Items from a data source
_ _ _ _ _

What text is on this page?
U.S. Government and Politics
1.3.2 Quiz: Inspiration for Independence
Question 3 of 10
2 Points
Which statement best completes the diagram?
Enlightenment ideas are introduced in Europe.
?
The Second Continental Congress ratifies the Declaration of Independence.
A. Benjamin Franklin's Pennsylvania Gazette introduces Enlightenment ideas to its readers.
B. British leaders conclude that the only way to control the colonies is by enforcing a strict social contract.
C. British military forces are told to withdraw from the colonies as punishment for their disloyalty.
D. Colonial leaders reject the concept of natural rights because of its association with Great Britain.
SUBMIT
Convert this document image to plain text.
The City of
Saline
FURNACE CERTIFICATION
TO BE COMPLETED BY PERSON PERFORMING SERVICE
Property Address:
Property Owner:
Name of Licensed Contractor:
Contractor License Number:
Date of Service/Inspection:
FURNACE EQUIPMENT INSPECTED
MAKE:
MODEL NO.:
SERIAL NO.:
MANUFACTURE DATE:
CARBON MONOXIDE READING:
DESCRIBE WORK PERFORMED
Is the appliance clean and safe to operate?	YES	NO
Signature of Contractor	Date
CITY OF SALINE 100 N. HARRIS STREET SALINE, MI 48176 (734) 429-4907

_ _ _ _ _

Restate word for word the lines from the one holding "Convert this document image to plain text." to the end of the listing, both ends included, and nothing more.

RESULT OF THE TASK
Convert this document image to plain text.
The City of
Saline
FURNACE CERTIFICATION
TO BE COMPLETED BY PERSON PERFORMING SERVICE
Property Address:
Property Owner:
Name of Licensed Contractor:
Contractor License Number:
Date of Service/Inspection:
FURNACE EQUIPMENT INSPECTED
MAKE:
MODEL NO.:
SERIAL NO.:
MANUFACTURE DATE:
CARBON MONOXIDE READING:
DESCRIBE WORK PERFORMED
Is the appliance clean and safe to operate?	YES	NO
Signature of Contractor	Date
CITY OF SALINE 100 N. HARRIS STREET SALINE, MI 48176 (734) 429-4907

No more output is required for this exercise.